What the task asks: Could you print every line of the entries below verbatim, keeping each character unchanged?
[START Stored data]
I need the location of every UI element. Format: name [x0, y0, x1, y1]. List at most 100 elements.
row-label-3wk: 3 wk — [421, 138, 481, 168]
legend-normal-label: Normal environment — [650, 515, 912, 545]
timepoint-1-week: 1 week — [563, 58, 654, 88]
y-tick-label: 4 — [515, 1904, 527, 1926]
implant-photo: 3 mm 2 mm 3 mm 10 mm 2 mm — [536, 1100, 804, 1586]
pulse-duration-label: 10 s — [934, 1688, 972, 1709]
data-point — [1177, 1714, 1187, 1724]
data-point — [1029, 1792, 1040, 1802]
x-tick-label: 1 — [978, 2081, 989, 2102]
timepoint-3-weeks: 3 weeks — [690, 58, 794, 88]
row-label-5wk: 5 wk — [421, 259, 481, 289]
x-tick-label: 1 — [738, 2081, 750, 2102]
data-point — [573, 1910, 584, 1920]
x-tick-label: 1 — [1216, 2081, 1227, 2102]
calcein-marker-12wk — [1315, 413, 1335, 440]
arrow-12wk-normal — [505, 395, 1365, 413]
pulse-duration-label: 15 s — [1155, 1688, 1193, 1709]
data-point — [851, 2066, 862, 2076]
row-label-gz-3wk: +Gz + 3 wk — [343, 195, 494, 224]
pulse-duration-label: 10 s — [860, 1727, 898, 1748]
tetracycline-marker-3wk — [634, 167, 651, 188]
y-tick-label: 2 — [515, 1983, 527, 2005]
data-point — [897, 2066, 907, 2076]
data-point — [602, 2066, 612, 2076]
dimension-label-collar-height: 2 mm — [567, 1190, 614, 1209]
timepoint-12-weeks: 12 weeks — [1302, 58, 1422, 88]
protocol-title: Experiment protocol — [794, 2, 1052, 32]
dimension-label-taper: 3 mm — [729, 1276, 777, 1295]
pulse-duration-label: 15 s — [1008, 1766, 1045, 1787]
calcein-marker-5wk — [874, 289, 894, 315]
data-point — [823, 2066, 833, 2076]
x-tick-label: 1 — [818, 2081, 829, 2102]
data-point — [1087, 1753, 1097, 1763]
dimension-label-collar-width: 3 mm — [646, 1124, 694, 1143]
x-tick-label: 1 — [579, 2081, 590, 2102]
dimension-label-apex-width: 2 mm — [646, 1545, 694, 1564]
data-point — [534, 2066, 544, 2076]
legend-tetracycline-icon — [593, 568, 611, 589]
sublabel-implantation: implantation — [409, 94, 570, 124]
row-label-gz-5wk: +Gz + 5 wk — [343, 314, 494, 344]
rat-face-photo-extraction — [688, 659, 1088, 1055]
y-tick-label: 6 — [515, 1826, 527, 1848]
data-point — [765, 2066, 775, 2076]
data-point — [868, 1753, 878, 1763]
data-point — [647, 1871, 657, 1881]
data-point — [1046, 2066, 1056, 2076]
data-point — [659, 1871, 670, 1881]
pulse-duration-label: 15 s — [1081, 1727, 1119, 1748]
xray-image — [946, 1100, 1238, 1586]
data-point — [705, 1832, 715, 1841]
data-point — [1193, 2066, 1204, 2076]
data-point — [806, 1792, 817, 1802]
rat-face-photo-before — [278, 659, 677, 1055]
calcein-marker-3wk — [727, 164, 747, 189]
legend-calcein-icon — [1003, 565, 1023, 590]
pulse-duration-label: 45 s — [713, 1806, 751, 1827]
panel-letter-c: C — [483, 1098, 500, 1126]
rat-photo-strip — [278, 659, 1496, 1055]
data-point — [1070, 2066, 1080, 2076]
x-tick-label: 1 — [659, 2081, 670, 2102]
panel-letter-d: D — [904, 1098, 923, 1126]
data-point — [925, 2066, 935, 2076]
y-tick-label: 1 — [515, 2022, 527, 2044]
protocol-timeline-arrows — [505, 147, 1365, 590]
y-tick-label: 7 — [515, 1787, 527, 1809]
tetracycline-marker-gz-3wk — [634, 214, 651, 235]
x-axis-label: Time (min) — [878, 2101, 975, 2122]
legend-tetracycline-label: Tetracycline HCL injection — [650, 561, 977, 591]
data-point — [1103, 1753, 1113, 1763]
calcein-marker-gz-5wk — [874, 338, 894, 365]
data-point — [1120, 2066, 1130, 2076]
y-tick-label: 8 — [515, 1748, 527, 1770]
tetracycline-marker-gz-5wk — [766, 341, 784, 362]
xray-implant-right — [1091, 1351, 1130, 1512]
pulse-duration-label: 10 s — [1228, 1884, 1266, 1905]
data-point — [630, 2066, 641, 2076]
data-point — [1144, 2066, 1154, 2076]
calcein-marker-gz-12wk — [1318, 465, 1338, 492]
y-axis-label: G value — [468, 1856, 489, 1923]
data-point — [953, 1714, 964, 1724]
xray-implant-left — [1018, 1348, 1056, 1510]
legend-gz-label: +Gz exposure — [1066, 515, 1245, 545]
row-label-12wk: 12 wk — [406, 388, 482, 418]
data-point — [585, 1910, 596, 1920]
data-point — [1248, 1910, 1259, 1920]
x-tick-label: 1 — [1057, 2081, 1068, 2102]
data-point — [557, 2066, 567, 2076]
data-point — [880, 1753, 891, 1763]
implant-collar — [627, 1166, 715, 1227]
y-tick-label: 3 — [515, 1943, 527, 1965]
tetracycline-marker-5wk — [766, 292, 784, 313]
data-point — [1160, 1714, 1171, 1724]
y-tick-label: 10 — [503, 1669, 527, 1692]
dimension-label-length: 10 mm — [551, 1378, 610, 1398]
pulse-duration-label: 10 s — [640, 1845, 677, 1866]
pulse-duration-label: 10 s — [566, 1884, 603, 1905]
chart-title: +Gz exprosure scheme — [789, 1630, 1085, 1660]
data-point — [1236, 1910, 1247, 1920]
[END Stored data]
Written response:
I need the location of every UI element. Format: name [x0, y0, x1, y1]. List at most 100 elements.
row-label-3wk: 3 wk — [421, 138, 481, 168]
legend-normal-label: Normal environment — [650, 515, 912, 545]
timepoint-1-week: 1 week — [563, 58, 654, 88]
y-tick-label: 4 — [515, 1904, 527, 1926]
implant-photo: 3 mm 2 mm 3 mm 10 mm 2 mm — [536, 1100, 804, 1586]
pulse-duration-label: 10 s — [934, 1688, 972, 1709]
data-point — [1177, 1714, 1187, 1724]
data-point — [1029, 1792, 1040, 1802]
x-tick-label: 1 — [978, 2081, 989, 2102]
timepoint-3-weeks: 3 weeks — [690, 58, 794, 88]
row-label-5wk: 5 wk — [421, 259, 481, 289]
x-tick-label: 1 — [738, 2081, 750, 2102]
data-point — [573, 1910, 584, 1920]
x-tick-label: 1 — [1216, 2081, 1227, 2102]
calcein-marker-12wk — [1315, 413, 1335, 440]
arrow-12wk-normal — [505, 395, 1365, 413]
pulse-duration-label: 15 s — [1155, 1688, 1193, 1709]
data-point — [851, 2066, 862, 2076]
row-label-gz-3wk: +Gz + 3 wk — [343, 195, 494, 224]
pulse-duration-label: 10 s — [860, 1727, 898, 1748]
tetracycline-marker-3wk — [634, 167, 651, 188]
y-tick-label: 2 — [515, 1983, 527, 2005]
data-point — [897, 2066, 907, 2076]
data-point — [602, 2066, 612, 2076]
dimension-label-collar-height: 2 mm — [567, 1190, 614, 1209]
timepoint-12-weeks: 12 weeks — [1302, 58, 1422, 88]
protocol-title: Experiment protocol — [794, 2, 1052, 32]
dimension-label-taper: 3 mm — [729, 1276, 777, 1295]
pulse-duration-label: 15 s — [1008, 1766, 1045, 1787]
calcein-marker-5wk — [874, 289, 894, 315]
data-point — [823, 2066, 833, 2076]
x-tick-label: 1 — [818, 2081, 829, 2102]
data-point — [1087, 1753, 1097, 1763]
dimension-label-collar-width: 3 mm — [646, 1124, 694, 1143]
x-tick-label: 1 — [579, 2081, 590, 2102]
dimension-label-apex-width: 2 mm — [646, 1545, 694, 1564]
data-point — [534, 2066, 544, 2076]
legend-tetracycline-icon — [593, 568, 611, 589]
sublabel-implantation: implantation — [409, 94, 570, 124]
row-label-gz-5wk: +Gz + 5 wk — [343, 314, 494, 344]
rat-face-photo-extraction — [688, 659, 1088, 1055]
y-tick-label: 6 — [515, 1826, 527, 1848]
data-point — [765, 2066, 775, 2076]
data-point — [868, 1753, 878, 1763]
data-point — [647, 1871, 657, 1881]
data-point — [1046, 2066, 1056, 2076]
data-point — [659, 1871, 670, 1881]
pulse-duration-label: 15 s — [1081, 1727, 1119, 1748]
xray-image — [946, 1100, 1238, 1586]
data-point — [705, 1832, 715, 1841]
data-point — [1193, 2066, 1204, 2076]
data-point — [806, 1792, 817, 1802]
rat-face-photo-before — [278, 659, 677, 1055]
calcein-marker-3wk — [727, 164, 747, 189]
legend-calcein-icon — [1003, 565, 1023, 590]
pulse-duration-label: 45 s — [713, 1806, 751, 1827]
panel-letter-c: C — [483, 1098, 500, 1126]
rat-photo-strip — [278, 659, 1496, 1055]
data-point — [1070, 2066, 1080, 2076]
x-tick-label: 1 — [659, 2081, 670, 2102]
panel-letter-d: D — [904, 1098, 923, 1126]
data-point — [925, 2066, 935, 2076]
y-tick-label: 1 — [515, 2022, 527, 2044]
protocol-timeline-arrows — [505, 147, 1365, 590]
y-tick-label: 7 — [515, 1787, 527, 1809]
tetracycline-marker-gz-3wk — [634, 214, 651, 235]
x-axis-label: Time (min) — [878, 2101, 975, 2122]
legend-tetracycline-label: Tetracycline HCL injection — [650, 561, 977, 591]
data-point — [1103, 1753, 1113, 1763]
calcein-marker-gz-5wk — [874, 338, 894, 365]
data-point — [1120, 2066, 1130, 2076]
y-tick-label: 8 — [515, 1748, 527, 1770]
tetracycline-marker-gz-5wk — [766, 341, 784, 362]
xray-implant-right — [1091, 1351, 1130, 1512]
pulse-duration-label: 10 s — [1228, 1884, 1266, 1905]
data-point — [630, 2066, 641, 2076]
data-point — [1144, 2066, 1154, 2076]
calcein-marker-gz-12wk — [1318, 465, 1338, 492]
y-axis-label: G value — [468, 1856, 489, 1923]
data-point — [953, 1714, 964, 1724]
xray-implant-left — [1018, 1348, 1056, 1510]
legend-gz-label: +Gz exposure — [1066, 515, 1245, 545]
row-label-12wk: 12 wk — [406, 388, 482, 418]
data-point — [585, 1910, 596, 1920]
data-point — [1248, 1910, 1259, 1920]
x-tick-label: 1 — [1057, 2081, 1068, 2102]
data-point — [557, 2066, 567, 2076]
data-point — [880, 1753, 891, 1763]
implant-collar — [627, 1166, 715, 1227]
y-tick-label: 3 — [515, 1943, 527, 1965]
tetracycline-marker-5wk — [766, 292, 784, 313]
data-point — [1160, 1714, 1171, 1724]
y-tick-label: 10 — [503, 1669, 527, 1692]
dimension-label-length: 10 mm — [551, 1378, 610, 1398]
pulse-duration-label: 10 s — [640, 1845, 677, 1866]
pulse-duration-label: 10 s — [566, 1884, 603, 1905]
chart-title: +Gz exprosure scheme — [789, 1630, 1085, 1660]
data-point — [1236, 1910, 1247, 1920]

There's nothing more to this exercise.